WHAT IS NEEDED:
Tally the lines that hold the word "résistance" and reply with that figure only.

━━━ ITEMS ━━━

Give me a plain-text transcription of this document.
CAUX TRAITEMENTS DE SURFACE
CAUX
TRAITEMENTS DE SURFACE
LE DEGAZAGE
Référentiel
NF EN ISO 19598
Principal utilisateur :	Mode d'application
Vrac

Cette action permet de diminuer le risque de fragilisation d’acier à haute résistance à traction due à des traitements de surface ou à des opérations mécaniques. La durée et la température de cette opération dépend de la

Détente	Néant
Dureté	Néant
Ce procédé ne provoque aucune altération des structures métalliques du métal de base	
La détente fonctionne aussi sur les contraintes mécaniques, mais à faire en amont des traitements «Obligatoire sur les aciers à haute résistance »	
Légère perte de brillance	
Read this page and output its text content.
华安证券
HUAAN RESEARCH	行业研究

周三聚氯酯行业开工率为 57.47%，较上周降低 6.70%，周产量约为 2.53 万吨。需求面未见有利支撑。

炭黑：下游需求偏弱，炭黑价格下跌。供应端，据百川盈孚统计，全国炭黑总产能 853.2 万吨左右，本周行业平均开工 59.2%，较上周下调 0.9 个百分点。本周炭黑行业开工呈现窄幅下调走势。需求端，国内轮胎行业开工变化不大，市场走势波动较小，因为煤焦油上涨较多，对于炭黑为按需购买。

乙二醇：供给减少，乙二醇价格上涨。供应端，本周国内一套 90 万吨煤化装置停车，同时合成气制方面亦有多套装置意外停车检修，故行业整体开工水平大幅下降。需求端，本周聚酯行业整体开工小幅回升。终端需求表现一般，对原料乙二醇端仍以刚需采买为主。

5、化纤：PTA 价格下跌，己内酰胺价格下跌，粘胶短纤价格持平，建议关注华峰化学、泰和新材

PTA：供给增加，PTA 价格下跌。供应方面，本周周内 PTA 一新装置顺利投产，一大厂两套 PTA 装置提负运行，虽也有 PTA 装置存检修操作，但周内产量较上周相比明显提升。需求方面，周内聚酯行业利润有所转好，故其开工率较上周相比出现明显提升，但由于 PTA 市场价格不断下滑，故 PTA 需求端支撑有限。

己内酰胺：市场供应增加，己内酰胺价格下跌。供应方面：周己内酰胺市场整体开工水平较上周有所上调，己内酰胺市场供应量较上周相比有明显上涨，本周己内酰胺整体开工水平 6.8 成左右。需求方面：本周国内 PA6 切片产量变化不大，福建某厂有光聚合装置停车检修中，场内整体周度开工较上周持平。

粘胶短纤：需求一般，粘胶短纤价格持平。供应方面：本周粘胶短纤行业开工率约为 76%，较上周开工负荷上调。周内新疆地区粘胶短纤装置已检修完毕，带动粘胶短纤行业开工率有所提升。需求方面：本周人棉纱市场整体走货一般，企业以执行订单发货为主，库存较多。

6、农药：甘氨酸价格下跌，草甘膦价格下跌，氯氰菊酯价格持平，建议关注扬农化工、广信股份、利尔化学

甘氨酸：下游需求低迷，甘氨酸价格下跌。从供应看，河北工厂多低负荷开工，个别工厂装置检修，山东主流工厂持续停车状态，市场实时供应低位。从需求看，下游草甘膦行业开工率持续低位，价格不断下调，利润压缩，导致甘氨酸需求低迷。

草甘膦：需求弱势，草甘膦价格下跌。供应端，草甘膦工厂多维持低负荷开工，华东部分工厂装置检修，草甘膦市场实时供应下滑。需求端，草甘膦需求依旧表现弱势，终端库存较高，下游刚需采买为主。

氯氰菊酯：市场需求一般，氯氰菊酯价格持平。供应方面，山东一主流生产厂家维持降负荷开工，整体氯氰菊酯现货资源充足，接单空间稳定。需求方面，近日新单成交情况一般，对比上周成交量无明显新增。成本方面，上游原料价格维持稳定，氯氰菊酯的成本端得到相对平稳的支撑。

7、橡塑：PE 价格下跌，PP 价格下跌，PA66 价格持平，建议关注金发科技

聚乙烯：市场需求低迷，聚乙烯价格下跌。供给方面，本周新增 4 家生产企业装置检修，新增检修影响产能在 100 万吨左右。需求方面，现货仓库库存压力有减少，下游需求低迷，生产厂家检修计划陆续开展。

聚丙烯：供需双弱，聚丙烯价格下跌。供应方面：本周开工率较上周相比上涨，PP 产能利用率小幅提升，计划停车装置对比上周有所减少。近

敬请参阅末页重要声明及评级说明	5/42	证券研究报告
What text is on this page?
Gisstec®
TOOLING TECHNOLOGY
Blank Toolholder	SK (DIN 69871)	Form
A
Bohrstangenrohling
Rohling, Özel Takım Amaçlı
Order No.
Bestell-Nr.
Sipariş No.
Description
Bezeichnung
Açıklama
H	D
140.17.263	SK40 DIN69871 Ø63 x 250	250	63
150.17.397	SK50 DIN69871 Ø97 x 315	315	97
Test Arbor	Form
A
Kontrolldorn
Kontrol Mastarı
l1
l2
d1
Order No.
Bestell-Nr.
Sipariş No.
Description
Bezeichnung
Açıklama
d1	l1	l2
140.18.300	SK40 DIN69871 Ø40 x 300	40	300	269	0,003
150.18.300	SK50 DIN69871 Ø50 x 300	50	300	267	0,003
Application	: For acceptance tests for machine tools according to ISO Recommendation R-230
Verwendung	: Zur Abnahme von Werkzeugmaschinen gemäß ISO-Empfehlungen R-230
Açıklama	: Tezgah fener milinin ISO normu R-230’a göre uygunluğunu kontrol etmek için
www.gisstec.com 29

━━━

RESULT OF THE TASK:
2